▶ **Instruction**: Transcribe the listing exactly, leaving out every picture.

▶ **Dataset**:
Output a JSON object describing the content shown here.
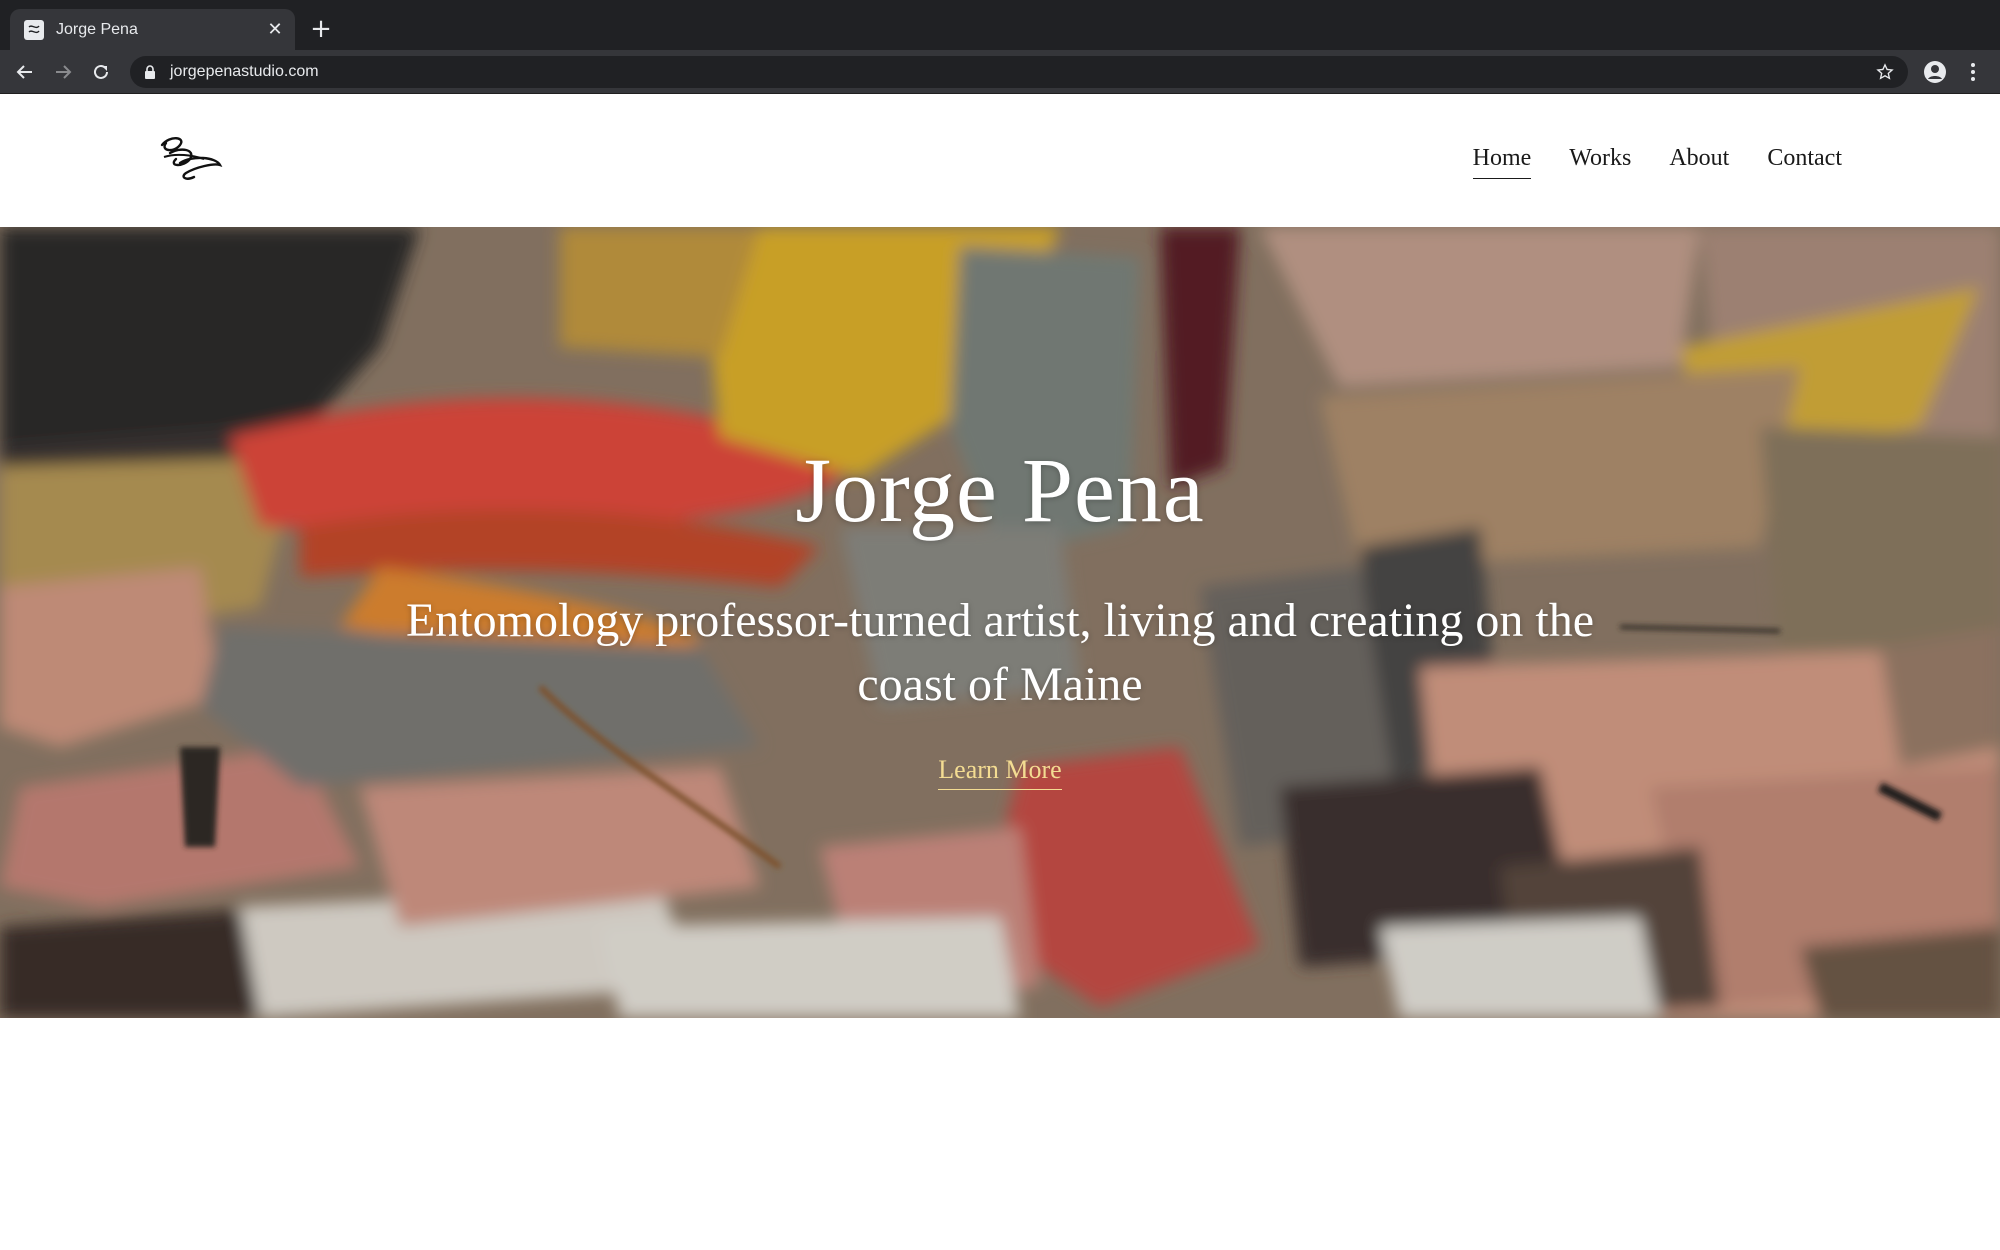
{
  "browser": {
    "tab_title": "Jorge Pena",
    "url": "jorgepenastudio.com"
  },
  "icons": {
    "back": "back-arrow-icon",
    "forward": "forward-arrow-icon",
    "reload": "reload-icon",
    "lock": "lock-icon",
    "bookmark": "star-icon",
    "profile": "account-circle-icon",
    "menu": "more-vert-icon"
  },
  "site": {
    "nav": [
      {
        "label": "Home",
        "active": true
      },
      {
        "label": "Works",
        "active": false
      },
      {
        "label": "About",
        "active": false
      },
      {
        "label": "Contact",
        "active": false
      }
    ]
  },
  "hero": {
    "title": "Jorge Pena",
    "subtitle": "Entomology professor-turned artist, living and creating on the coast of Maine",
    "cta": "Learn More"
  },
  "colors": {
    "chrome_dark": "#202124",
    "chrome_tab": "#35363a",
    "cta": "#f3dc92"
  }
}
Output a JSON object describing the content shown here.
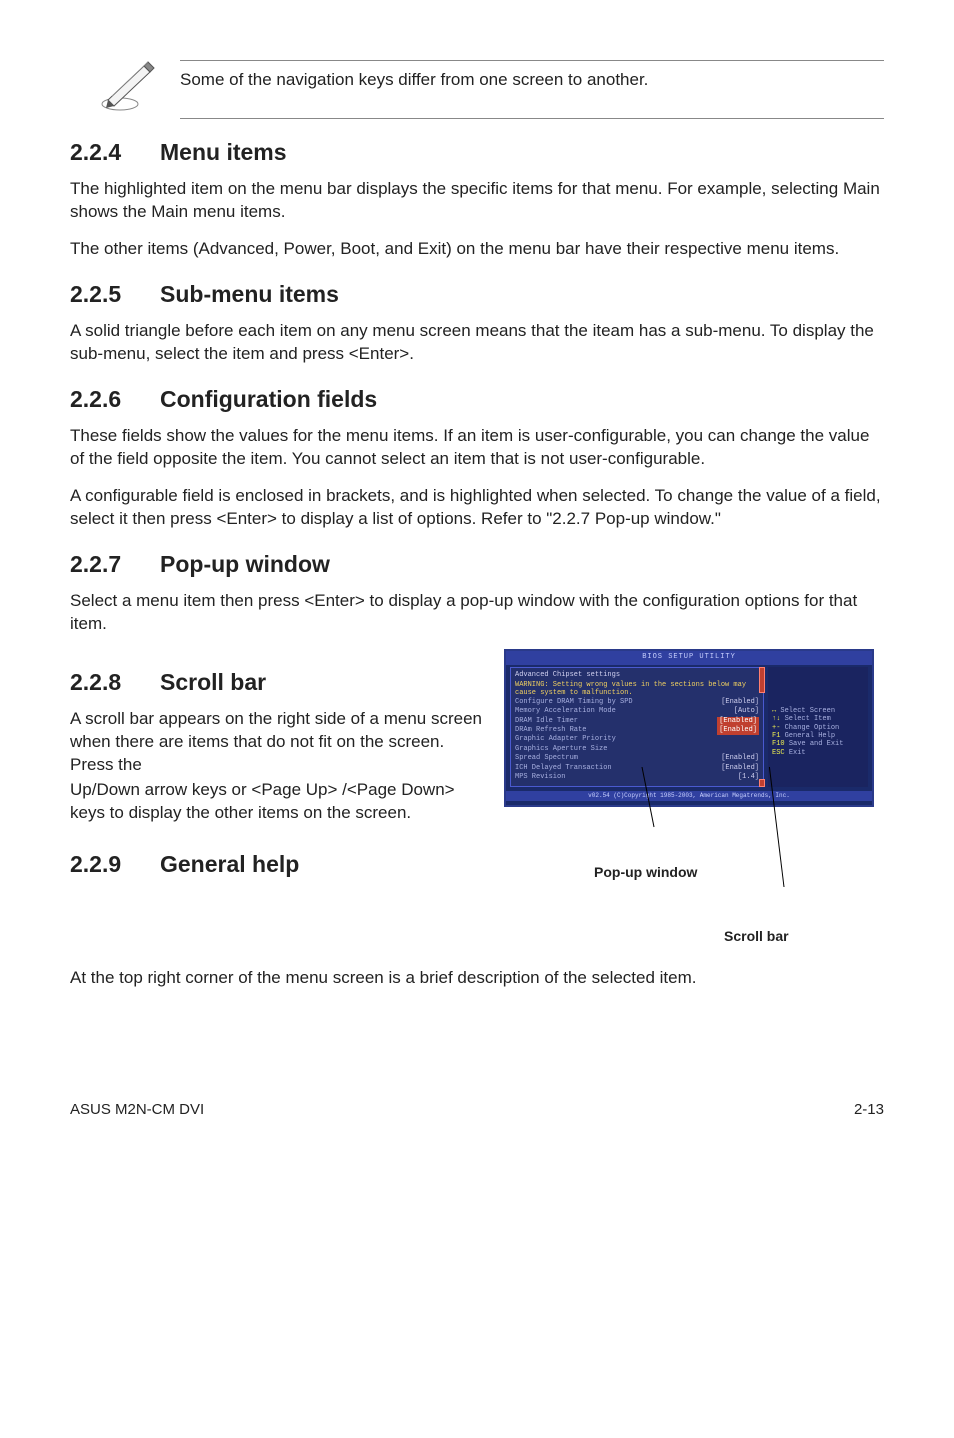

▶ **Result of this exercise**:
Output a JSON object describing the content shown here.
{
  "browser": {
    "tab_title": "Jorge Pena",
    "url": "jorgepenastudio.com"
  },
  "icons": {
    "back": "back-arrow-icon",
    "forward": "forward-arrow-icon",
    "reload": "reload-icon",
    "lock": "lock-icon",
    "bookmark": "star-icon",
    "profile": "account-circle-icon",
    "menu": "more-vert-icon"
  },
  "site": {
    "nav": [
      {
        "label": "Home",
        "active": true
      },
      {
        "label": "Works",
        "active": false
      },
      {
        "label": "About",
        "active": false
      },
      {
        "label": "Contact",
        "active": false
      }
    ]
  },
  "hero": {
    "title": "Jorge Pena",
    "subtitle": "Entomology professor-turned artist, living and creating on the coast of Maine",
    "cta": "Learn More"
  },
  "colors": {
    "chrome_dark": "#202124",
    "chrome_tab": "#35363a",
    "cta": "#f3dc92"
  }
}
Output a JSON object describing the content shown here.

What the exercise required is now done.